◆ Consignes à suivre ◆
• a. D'après l'extrait sur l'amour et la fidélité, quelle hypothèse n'est nullement invalidée lorsque le propos de fidélité et d'amour est réitéré ?
• b. Indiquez si chacun des énoncés suivants concorde avec l'extrait sur l'amour et la fidélité, en répondant par oui ou par non et en citant les mots décisifs de l'extrait : (i) les hypothèses 3 et 4 sont réfutées ; (ii) l'hypothèse 1 se trouve entièrement invalidée ; (iii) les hypothèses 3 et 4 sont jugées aussi hors sujet que les messages de Claclac.
• c. Prolongez l'extrait sur l'amour et la fidélité au-delà de son dernier vers.

Sybelle a écrit :
Masha a écrit :
Mais qu'est-ce que tu racontes, Sybelle à la prose sibylline ?
On peut être amoureux et fidèle, et baiser à couilles rabattues
Et les hypothèses 3 et 4 sont aussi HS que les posts de Claclac...
De fait tu réfutes les hypothèses 3 et 4, je te sais homme d'une certaine éducation, je te fais confiance, tu réitères ton propos de fidélité et d'amour, je n'ai pas de raisons de ne pas te croire, cela invalide partiellement l'hypothèse 1 et pas du tout la 2.
Reste donc, sous forme d'un évident aveux par non-dit la probabilité que :
Quatre-vingt-quinze fois sur cent,
La femme s'emmerde en baisant.
Les pauvres bougres convaincus
Du contraire sont des cocus.
À l'heure de l'œuvre de chair
Elle est souvent triste, peuchère !
S'il n'entend le cœur qui bat,
Le corps non plus ne bronche pas.
Sauf quand elle aime un homme avec tendresse,
Toujours sensible alors à ses caresses,
Toujours bien disposée, toujours encline à s'émouvoir,
Ell' s'emmerd' sans s'en apercevoir.

(Données structurées d'analyse de pages)
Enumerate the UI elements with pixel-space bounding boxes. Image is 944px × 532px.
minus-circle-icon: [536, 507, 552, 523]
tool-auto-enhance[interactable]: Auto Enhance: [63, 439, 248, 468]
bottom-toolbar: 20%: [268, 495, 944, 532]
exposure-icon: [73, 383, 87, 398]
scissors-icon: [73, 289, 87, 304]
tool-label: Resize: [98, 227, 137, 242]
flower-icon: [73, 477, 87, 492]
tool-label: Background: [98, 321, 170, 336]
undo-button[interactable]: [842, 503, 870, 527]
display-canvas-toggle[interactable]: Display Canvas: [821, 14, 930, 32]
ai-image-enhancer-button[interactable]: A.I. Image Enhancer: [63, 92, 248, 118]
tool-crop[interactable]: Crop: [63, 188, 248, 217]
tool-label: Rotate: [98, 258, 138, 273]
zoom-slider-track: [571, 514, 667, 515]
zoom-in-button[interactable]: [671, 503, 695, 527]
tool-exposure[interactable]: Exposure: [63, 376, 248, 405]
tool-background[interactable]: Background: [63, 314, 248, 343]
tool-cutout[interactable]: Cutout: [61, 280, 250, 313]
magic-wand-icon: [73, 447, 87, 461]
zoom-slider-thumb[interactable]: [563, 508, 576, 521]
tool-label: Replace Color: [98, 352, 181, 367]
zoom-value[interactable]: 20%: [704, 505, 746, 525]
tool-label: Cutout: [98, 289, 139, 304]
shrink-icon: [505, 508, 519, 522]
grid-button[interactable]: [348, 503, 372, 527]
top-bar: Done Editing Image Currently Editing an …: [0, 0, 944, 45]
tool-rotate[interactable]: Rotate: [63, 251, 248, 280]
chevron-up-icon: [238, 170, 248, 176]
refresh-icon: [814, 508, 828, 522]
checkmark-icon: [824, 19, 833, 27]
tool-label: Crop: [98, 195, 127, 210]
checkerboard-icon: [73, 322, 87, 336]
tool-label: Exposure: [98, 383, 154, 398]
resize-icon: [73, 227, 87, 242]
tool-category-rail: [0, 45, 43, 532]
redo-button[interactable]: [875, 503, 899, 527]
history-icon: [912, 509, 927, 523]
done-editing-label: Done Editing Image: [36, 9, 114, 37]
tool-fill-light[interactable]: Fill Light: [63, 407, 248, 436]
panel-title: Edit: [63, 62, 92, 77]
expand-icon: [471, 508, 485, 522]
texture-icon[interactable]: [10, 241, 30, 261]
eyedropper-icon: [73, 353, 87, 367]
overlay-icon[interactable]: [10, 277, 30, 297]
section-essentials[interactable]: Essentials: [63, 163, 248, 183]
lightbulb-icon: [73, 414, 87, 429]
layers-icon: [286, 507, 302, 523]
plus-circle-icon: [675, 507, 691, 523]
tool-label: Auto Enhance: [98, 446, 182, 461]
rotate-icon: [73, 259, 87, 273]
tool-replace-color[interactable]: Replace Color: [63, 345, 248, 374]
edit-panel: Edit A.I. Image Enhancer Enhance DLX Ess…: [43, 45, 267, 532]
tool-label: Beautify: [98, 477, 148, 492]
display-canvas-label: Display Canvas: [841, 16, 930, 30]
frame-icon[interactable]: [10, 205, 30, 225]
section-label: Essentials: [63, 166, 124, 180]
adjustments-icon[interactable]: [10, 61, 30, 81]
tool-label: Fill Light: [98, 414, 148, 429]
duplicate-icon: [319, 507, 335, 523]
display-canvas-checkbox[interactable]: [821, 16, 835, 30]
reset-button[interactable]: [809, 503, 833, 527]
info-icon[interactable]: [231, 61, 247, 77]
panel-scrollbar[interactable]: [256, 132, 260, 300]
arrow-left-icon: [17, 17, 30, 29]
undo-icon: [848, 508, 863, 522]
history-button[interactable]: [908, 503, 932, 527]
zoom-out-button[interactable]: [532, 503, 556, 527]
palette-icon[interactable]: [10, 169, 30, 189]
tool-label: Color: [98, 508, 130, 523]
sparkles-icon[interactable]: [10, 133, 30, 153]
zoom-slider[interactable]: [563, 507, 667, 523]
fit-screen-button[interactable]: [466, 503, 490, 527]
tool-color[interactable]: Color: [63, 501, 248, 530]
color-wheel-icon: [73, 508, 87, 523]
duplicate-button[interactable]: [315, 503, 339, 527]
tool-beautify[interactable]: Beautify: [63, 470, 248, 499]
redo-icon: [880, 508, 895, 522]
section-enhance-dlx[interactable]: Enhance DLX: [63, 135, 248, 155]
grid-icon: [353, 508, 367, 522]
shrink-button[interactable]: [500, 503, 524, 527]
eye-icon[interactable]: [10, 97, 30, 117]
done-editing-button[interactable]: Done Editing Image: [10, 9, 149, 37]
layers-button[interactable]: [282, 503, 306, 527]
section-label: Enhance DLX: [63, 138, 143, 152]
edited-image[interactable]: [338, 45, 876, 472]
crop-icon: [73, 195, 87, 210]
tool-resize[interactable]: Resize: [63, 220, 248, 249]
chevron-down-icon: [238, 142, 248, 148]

◆ Réponses dans l'ordre ◆
• a. L'hypothèse 2.

• b.
(i) Oui : « De fait tu réfutes les hypothèses 3 et 4 ».
(ii) Non : « cela invalide partiellement l'hypothèse 1 ».
(iii) Oui : « Et les hypothèses 3 et 4 sont aussi HS que les posts de Claclac ».

• c.
Peut-être, mais si les assauts vous pèsent
De ces petits m'as-tu-vu-quand-je-baise,
Mesdam's, en vous laissant manger le plaisir sur le dos,
Chantez in petto...
Quatre-vingt-quinze fois sur cent,
La femme s'emmerde en baisant.
Qu'elle le taise ou le confesse
C'est pas tous les jours qu'on lui déride les fesses.
Je n'viens plus guère mais me trouve frappé de plein fouet par ces vérités (sévères les vérités..)
Je me demande d'ailleurs comment j'ai pu vivre des romances qui ressemblaient à quelque chose.
heureusement qu'il y a tout ce qui se passe avant...que le mec ne se retourne et ronfle...on se demande si on ne devrait pas en rester là.